• _INPUT_
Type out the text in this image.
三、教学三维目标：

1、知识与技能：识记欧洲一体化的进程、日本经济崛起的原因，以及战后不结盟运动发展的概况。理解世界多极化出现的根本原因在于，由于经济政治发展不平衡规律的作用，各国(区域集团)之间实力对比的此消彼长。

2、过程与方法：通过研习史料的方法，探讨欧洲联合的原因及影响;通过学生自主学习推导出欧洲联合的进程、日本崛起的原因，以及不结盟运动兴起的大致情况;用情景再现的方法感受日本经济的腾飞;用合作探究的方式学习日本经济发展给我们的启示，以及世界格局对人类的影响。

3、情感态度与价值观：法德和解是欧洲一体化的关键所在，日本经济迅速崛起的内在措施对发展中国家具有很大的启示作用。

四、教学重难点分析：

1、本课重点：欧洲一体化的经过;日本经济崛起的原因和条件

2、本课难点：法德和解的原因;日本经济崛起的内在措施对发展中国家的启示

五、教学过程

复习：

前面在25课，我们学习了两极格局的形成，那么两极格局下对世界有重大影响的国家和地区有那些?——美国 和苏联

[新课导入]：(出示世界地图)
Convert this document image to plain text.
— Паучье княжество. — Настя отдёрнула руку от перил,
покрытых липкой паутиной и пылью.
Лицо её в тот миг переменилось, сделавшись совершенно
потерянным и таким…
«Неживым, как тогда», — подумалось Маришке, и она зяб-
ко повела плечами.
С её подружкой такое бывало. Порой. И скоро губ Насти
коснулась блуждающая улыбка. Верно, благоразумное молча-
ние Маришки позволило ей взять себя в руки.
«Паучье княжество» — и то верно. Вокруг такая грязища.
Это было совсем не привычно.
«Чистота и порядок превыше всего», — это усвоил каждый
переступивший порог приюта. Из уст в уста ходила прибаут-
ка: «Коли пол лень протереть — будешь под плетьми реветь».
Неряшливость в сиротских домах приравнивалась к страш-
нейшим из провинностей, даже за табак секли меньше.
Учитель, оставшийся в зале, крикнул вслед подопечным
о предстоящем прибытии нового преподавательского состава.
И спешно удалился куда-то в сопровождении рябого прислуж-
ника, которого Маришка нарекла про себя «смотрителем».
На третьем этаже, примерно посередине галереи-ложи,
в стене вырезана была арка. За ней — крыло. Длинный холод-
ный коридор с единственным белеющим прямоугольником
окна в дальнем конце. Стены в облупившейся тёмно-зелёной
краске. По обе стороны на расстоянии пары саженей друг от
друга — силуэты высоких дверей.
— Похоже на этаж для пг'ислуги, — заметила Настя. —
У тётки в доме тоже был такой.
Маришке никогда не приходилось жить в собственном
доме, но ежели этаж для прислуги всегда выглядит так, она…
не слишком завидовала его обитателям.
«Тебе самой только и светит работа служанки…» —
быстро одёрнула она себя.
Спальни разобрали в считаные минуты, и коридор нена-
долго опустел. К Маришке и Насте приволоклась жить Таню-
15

• _WHAT YOU NEED TO DO_
Copy the records above exactly as they appear.

• _SOLUTION_
Type out the text in this image.
三、教学三维目标：

1、知识与技能：识记欧洲一体化的进程、日本经济崛起的原因，以及战后不结盟运动发展的概况。理解世界多极化出现的根本原因在于，由于经济政治发展不平衡规律的作用，各国(区域集团)之间实力对比的此消彼长。

2、过程与方法：通过研习史料的方法，探讨欧洲联合的原因及影响;通过学生自主学习推导出欧洲联合的进程、日本崛起的原因，以及不结盟运动兴起的大致情况;用情景再现的方法感受日本经济的腾飞;用合作探究的方式学习日本经济发展给我们的启示，以及世界格局对人类的影响。

3、情感态度与价值观：法德和解是欧洲一体化的关键所在，日本经济迅速崛起的内在措施对发展中国家具有很大的启示作用。

四、教学重难点分析：

1、本课重点：欧洲一体化的经过;日本经济崛起的原因和条件

2、本课难点：法德和解的原因;日本经济崛起的内在措施对发展中国家的启示

五、教学过程

复习：

前面在25课，我们学习了两极格局的形成，那么两极格局下对世界有重大影响的国家和地区有那些?——美国 和苏联

[新课导入]：(出示世界地图)
Convert this document image to plain text.
— Паучье княжество. — Настя отдёрнула руку от перил,
покрытых липкой паутиной и пылью.
Лицо её в тот миг переменилось, сделавшись совершенно
потерянным и таким…
«Неживым, как тогда», — подумалось Маришке, и она зяб-
ко повела плечами.
С её подружкой такое бывало. Порой. И скоро губ Насти
коснулась блуждающая улыбка. Верно, благоразумное молча-
ние Маришки позволило ей взять себя в руки.
«Паучье княжество» — и то верно. Вокруг такая грязища.
Это было совсем не привычно.
«Чистота и порядок превыше всего», — это усвоил каждый
переступивший порог приюта. Из уст в уста ходила прибаут-
ка: «Коли пол лень протереть — будешь под плетьми реветь».
Неряшливость в сиротских домах приравнивалась к страш-
нейшим из провинностей, даже за табак секли меньше.
Учитель, оставшийся в зале, крикнул вслед подопечным
о предстоящем прибытии нового преподавательского состава.
И спешно удалился куда-то в сопровождении рябого прислуж-
ника, которого Маришка нарекла про себя «смотрителем».
На третьем этаже, примерно посередине галереи-ложи,
в стене вырезана была арка. За ней — крыло. Длинный холод-
ный коридор с единственным белеющим прямоугольником
окна в дальнем конце. Стены в облупившейся тёмно-зелёной
краске. По обе стороны на расстоянии пары саженей друг от
друга — силуэты высоких дверей.
— Похоже на этаж для пг'ислуги, — заметила Настя. —
У тётки в доме тоже был такой.
Маришке никогда не приходилось жить в собственном
доме, но ежели этаж для прислуги всегда выглядит так, она…
не слишком завидовала его обитателям.
«Тебе самой только и светит работа служанки…» —
быстро одёрнула она себя.
Спальни разобрали в считаные минуты, и коридор нена-
долго опустел. К Маришке и Насте приволоклась жить Таню-
15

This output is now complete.